Exercise instructions:
Each line that contains the word "name" counts once; give the total for the records below and nothing else.

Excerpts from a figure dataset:
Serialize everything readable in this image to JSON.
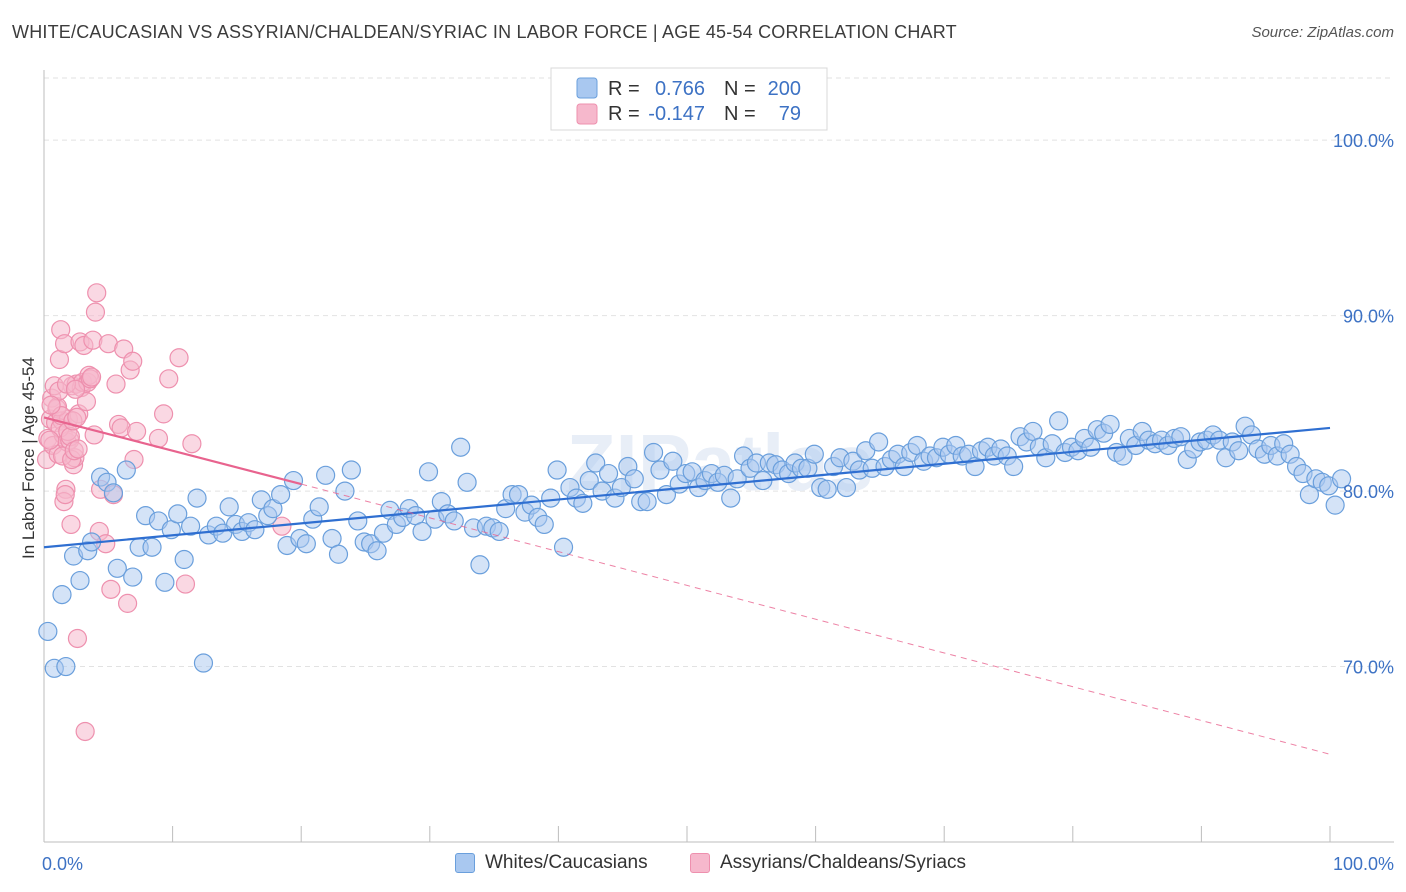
{
  "title": "WHITE/CAUCASIAN VS ASSYRIAN/CHALDEAN/SYRIAC IN LABOR FORCE | AGE 45-54 CORRELATION CHART",
  "source": "Source: ZipAtlas.com",
  "watermark": "ZIPatlas",
  "colors": {
    "blue_fill": "#a9c8f0",
    "blue_stroke": "#6a9fdc",
    "blue_line": "#2f6fd1",
    "pink_fill": "#f6b8cc",
    "pink_stroke": "#ee90ae",
    "pink_line": "#e8638e",
    "tick_text": "#3d72c4"
  },
  "legend": {
    "rows": [
      {
        "r_label": "R =",
        "r_value": "0.766",
        "n_label": "N =",
        "n_value": "200"
      },
      {
        "r_label": "R =",
        "r_value": "-0.147",
        "n_label": "N =",
        "n_value": "79"
      }
    ]
  },
  "chart_data": {
    "type": "scatter",
    "title": "WHITE/CAUCASIAN VS ASSYRIAN/CHALDEAN/SYRIAC IN LABOR FORCE | AGE 45-54 CORRELATION CHART",
    "xlabel": "",
    "ylabel": "In Labor Force | Age 45-54",
    "xlim": [
      0,
      100
    ],
    "ylim": [
      60,
      104
    ],
    "x_tick_labels": [
      "0.0%",
      "100.0%"
    ],
    "y_ticks": [
      70,
      80,
      90,
      100
    ],
    "y_tick_labels": [
      "70.0%",
      "80.0%",
      "90.0%",
      "100.0%"
    ],
    "grid": true,
    "legend_position": "top-center",
    "series": [
      {
        "name": "Whites/Caucasians",
        "r": 0.766,
        "n": 200,
        "trend": {
          "x": [
            0,
            100
          ],
          "y": [
            76.8,
            83.6
          ],
          "style": "solid"
        },
        "points": [
          [
            0.3,
            72.0
          ],
          [
            0.8,
            69.9
          ],
          [
            1.4,
            74.1
          ],
          [
            1.7,
            70.0
          ],
          [
            2.3,
            76.3
          ],
          [
            2.8,
            74.9
          ],
          [
            3.4,
            76.6
          ],
          [
            3.7,
            77.1
          ],
          [
            4.4,
            80.8
          ],
          [
            4.9,
            80.5
          ],
          [
            5.4,
            79.9
          ],
          [
            5.7,
            75.6
          ],
          [
            6.4,
            81.2
          ],
          [
            6.9,
            75.1
          ],
          [
            7.4,
            76.8
          ],
          [
            7.9,
            78.6
          ],
          [
            8.4,
            76.8
          ],
          [
            8.9,
            78.3
          ],
          [
            9.4,
            74.8
          ],
          [
            9.9,
            77.8
          ],
          [
            10.4,
            78.7
          ],
          [
            10.9,
            76.1
          ],
          [
            11.4,
            78.0
          ],
          [
            11.9,
            79.6
          ],
          [
            12.4,
            70.2
          ],
          [
            12.8,
            77.5
          ],
          [
            13.4,
            78.0
          ],
          [
            13.9,
            77.6
          ],
          [
            14.4,
            79.1
          ],
          [
            14.9,
            78.1
          ],
          [
            15.4,
            77.7
          ],
          [
            15.9,
            78.2
          ],
          [
            16.4,
            77.8
          ],
          [
            16.9,
            79.5
          ],
          [
            17.4,
            78.6
          ],
          [
            17.8,
            79.0
          ],
          [
            18.4,
            79.8
          ],
          [
            18.9,
            76.9
          ],
          [
            19.4,
            80.6
          ],
          [
            19.9,
            77.3
          ],
          [
            20.4,
            77.0
          ],
          [
            20.9,
            78.4
          ],
          [
            21.4,
            79.1
          ],
          [
            21.9,
            80.9
          ],
          [
            22.4,
            77.3
          ],
          [
            22.9,
            76.4
          ],
          [
            23.4,
            80.0
          ],
          [
            23.9,
            81.2
          ],
          [
            24.4,
            78.3
          ],
          [
            24.9,
            77.1
          ],
          [
            25.4,
            77.0
          ],
          [
            25.9,
            76.6
          ],
          [
            26.4,
            77.6
          ],
          [
            26.9,
            78.9
          ],
          [
            27.4,
            78.1
          ],
          [
            27.9,
            78.5
          ],
          [
            28.4,
            79.0
          ],
          [
            28.9,
            78.6
          ],
          [
            29.4,
            77.7
          ],
          [
            29.9,
            81.1
          ],
          [
            30.4,
            78.4
          ],
          [
            30.9,
            79.4
          ],
          [
            31.4,
            78.7
          ],
          [
            31.9,
            78.3
          ],
          [
            32.4,
            82.5
          ],
          [
            32.9,
            80.5
          ],
          [
            33.4,
            77.9
          ],
          [
            33.9,
            75.8
          ],
          [
            34.4,
            78.0
          ],
          [
            34.9,
            77.9
          ],
          [
            35.4,
            77.7
          ],
          [
            35.9,
            79.0
          ],
          [
            36.4,
            79.8
          ],
          [
            36.9,
            79.8
          ],
          [
            37.4,
            78.8
          ],
          [
            37.9,
            79.2
          ],
          [
            38.4,
            78.5
          ],
          [
            38.9,
            78.1
          ],
          [
            39.4,
            79.6
          ],
          [
            39.9,
            81.2
          ],
          [
            40.4,
            76.8
          ],
          [
            40.9,
            80.2
          ],
          [
            41.4,
            79.6
          ],
          [
            41.9,
            79.3
          ],
          [
            42.4,
            80.6
          ],
          [
            42.9,
            81.6
          ],
          [
            43.4,
            80.0
          ],
          [
            43.9,
            81.0
          ],
          [
            44.4,
            79.6
          ],
          [
            44.9,
            80.2
          ],
          [
            45.4,
            81.4
          ],
          [
            45.9,
            80.7
          ],
          [
            46.4,
            79.4
          ],
          [
            46.9,
            79.4
          ],
          [
            47.4,
            82.2
          ],
          [
            47.9,
            81.2
          ],
          [
            48.4,
            79.8
          ],
          [
            48.9,
            81.7
          ],
          [
            49.4,
            80.4
          ],
          [
            49.9,
            81.0
          ],
          [
            50.4,
            81.1
          ],
          [
            50.9,
            80.2
          ],
          [
            51.4,
            80.6
          ],
          [
            51.9,
            81.0
          ],
          [
            52.4,
            80.5
          ],
          [
            52.9,
            80.9
          ],
          [
            53.4,
            79.6
          ],
          [
            53.9,
            80.7
          ],
          [
            54.4,
            82.0
          ],
          [
            54.9,
            81.3
          ],
          [
            55.4,
            81.6
          ],
          [
            55.9,
            80.6
          ],
          [
            56.4,
            81.6
          ],
          [
            56.9,
            81.5
          ],
          [
            57.4,
            81.2
          ],
          [
            57.9,
            81.0
          ],
          [
            58.4,
            81.6
          ],
          [
            58.9,
            81.3
          ],
          [
            59.4,
            81.3
          ],
          [
            59.9,
            82.1
          ],
          [
            60.4,
            80.2
          ],
          [
            60.9,
            80.1
          ],
          [
            61.4,
            81.4
          ],
          [
            61.9,
            81.9
          ],
          [
            62.4,
            80.2
          ],
          [
            62.9,
            81.7
          ],
          [
            63.4,
            81.2
          ],
          [
            63.9,
            82.3
          ],
          [
            64.4,
            81.3
          ],
          [
            64.9,
            82.8
          ],
          [
            65.4,
            81.4
          ],
          [
            65.9,
            81.8
          ],
          [
            66.4,
            82.1
          ],
          [
            66.9,
            81.4
          ],
          [
            67.4,
            82.2
          ],
          [
            67.9,
            82.6
          ],
          [
            68.4,
            81.7
          ],
          [
            68.9,
            82.0
          ],
          [
            69.4,
            81.9
          ],
          [
            69.9,
            82.5
          ],
          [
            70.4,
            82.1
          ],
          [
            70.9,
            82.6
          ],
          [
            71.4,
            82.0
          ],
          [
            71.9,
            82.1
          ],
          [
            72.4,
            81.4
          ],
          [
            72.9,
            82.3
          ],
          [
            73.4,
            82.5
          ],
          [
            73.9,
            82.0
          ],
          [
            74.4,
            82.4
          ],
          [
            74.9,
            82.0
          ],
          [
            75.4,
            81.4
          ],
          [
            75.9,
            83.1
          ],
          [
            76.4,
            82.8
          ],
          [
            76.9,
            83.4
          ],
          [
            77.4,
            82.5
          ],
          [
            77.9,
            81.9
          ],
          [
            78.4,
            82.7
          ],
          [
            78.9,
            84.0
          ],
          [
            79.4,
            82.2
          ],
          [
            79.9,
            82.5
          ],
          [
            80.4,
            82.3
          ],
          [
            80.9,
            83.0
          ],
          [
            81.4,
            82.5
          ],
          [
            81.9,
            83.5
          ],
          [
            82.4,
            83.3
          ],
          [
            82.9,
            83.8
          ],
          [
            83.4,
            82.2
          ],
          [
            83.9,
            82.0
          ],
          [
            84.4,
            83.0
          ],
          [
            84.9,
            82.6
          ],
          [
            85.4,
            83.4
          ],
          [
            85.9,
            82.9
          ],
          [
            86.4,
            82.7
          ],
          [
            86.9,
            82.9
          ],
          [
            87.4,
            82.6
          ],
          [
            87.9,
            83.0
          ],
          [
            88.4,
            83.1
          ],
          [
            88.9,
            81.8
          ],
          [
            89.4,
            82.4
          ],
          [
            89.9,
            82.8
          ],
          [
            90.4,
            82.9
          ],
          [
            90.9,
            83.2
          ],
          [
            91.4,
            82.9
          ],
          [
            91.9,
            81.9
          ],
          [
            92.4,
            82.8
          ],
          [
            92.9,
            82.3
          ],
          [
            93.4,
            83.7
          ],
          [
            93.9,
            83.2
          ],
          [
            94.4,
            82.4
          ],
          [
            94.9,
            82.1
          ],
          [
            95.4,
            82.6
          ],
          [
            95.9,
            82.0
          ],
          [
            96.4,
            82.7
          ],
          [
            96.9,
            82.1
          ],
          [
            97.4,
            81.4
          ],
          [
            97.9,
            81.0
          ],
          [
            98.4,
            79.8
          ],
          [
            98.9,
            80.7
          ],
          [
            99.4,
            80.5
          ],
          [
            99.9,
            80.3
          ],
          [
            100.4,
            79.2
          ],
          [
            100.9,
            80.7
          ]
        ]
      },
      {
        "name": "Assyrians/Chaldeans/Syriacs",
        "r": -0.147,
        "n": 79,
        "trend": {
          "x": [
            0,
            20
          ],
          "y": [
            84.2,
            80.4
          ],
          "style": "solid"
        },
        "trend_extension": {
          "x": [
            20,
            100
          ],
          "y": [
            80.4,
            65.0
          ],
          "style": "dashed"
        },
        "points": [
          [
            0.2,
            81.8
          ],
          [
            0.3,
            83.0
          ],
          [
            0.5,
            84.1
          ],
          [
            0.6,
            85.3
          ],
          [
            0.7,
            82.6
          ],
          [
            0.8,
            86.0
          ],
          [
            0.9,
            83.9
          ],
          [
            1.0,
            84.7
          ],
          [
            1.1,
            82.1
          ],
          [
            1.2,
            87.5
          ],
          [
            1.3,
            89.2
          ],
          [
            1.4,
            84.0
          ],
          [
            1.5,
            83.2
          ],
          [
            1.6,
            88.4
          ],
          [
            1.7,
            80.1
          ],
          [
            1.8,
            82.8
          ],
          [
            1.9,
            84.1
          ],
          [
            2.0,
            82.9
          ],
          [
            2.1,
            78.1
          ],
          [
            2.2,
            86.0
          ],
          [
            2.3,
            81.5
          ],
          [
            2.4,
            81.9
          ],
          [
            2.5,
            86.1
          ],
          [
            2.6,
            71.6
          ],
          [
            2.7,
            84.4
          ],
          [
            2.8,
            88.5
          ],
          [
            2.9,
            85.9
          ],
          [
            3.0,
            86.2
          ],
          [
            3.1,
            88.3
          ],
          [
            3.2,
            66.3
          ],
          [
            3.3,
            85.1
          ],
          [
            3.4,
            86.2
          ],
          [
            3.5,
            86.6
          ],
          [
            3.6,
            86.4
          ],
          [
            3.7,
            86.5
          ],
          [
            3.8,
            88.6
          ],
          [
            3.9,
            83.2
          ],
          [
            4.0,
            90.2
          ],
          [
            4.1,
            91.3
          ],
          [
            4.3,
            77.7
          ],
          [
            4.4,
            80.1
          ],
          [
            4.8,
            77.0
          ],
          [
            5.0,
            88.4
          ],
          [
            5.2,
            74.4
          ],
          [
            5.4,
            79.8
          ],
          [
            5.6,
            86.1
          ],
          [
            5.8,
            83.8
          ],
          [
            6.0,
            83.6
          ],
          [
            6.2,
            88.1
          ],
          [
            6.5,
            73.6
          ],
          [
            6.7,
            86.9
          ],
          [
            6.9,
            87.4
          ],
          [
            7.0,
            81.8
          ],
          [
            7.2,
            83.4
          ],
          [
            8.9,
            83.0
          ],
          [
            9.3,
            84.4
          ],
          [
            9.7,
            86.4
          ],
          [
            10.5,
            87.6
          ],
          [
            11.0,
            74.7
          ],
          [
            11.5,
            82.7
          ],
          [
            18.5,
            78.0
          ],
          [
            1.05,
            84.8
          ],
          [
            1.15,
            85.7
          ],
          [
            1.25,
            83.6
          ],
          [
            1.35,
            84.3
          ],
          [
            1.45,
            82.0
          ],
          [
            1.55,
            79.4
          ],
          [
            1.65,
            79.8
          ],
          [
            1.75,
            86.1
          ],
          [
            1.85,
            83.4
          ],
          [
            2.05,
            83.1
          ],
          [
            2.15,
            81.8
          ],
          [
            2.25,
            84.0
          ],
          [
            2.35,
            82.3
          ],
          [
            2.45,
            85.8
          ],
          [
            2.55,
            84.2
          ],
          [
            2.65,
            82.4
          ],
          [
            0.45,
            82.9
          ],
          [
            0.55,
            84.9
          ]
        ]
      }
    ]
  },
  "bottom_legend": [
    {
      "label": "Whites/Caucasians"
    },
    {
      "label": "Assyrians/Chaldeans/Syriacs"
    }
  ]
}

Exercise output:
2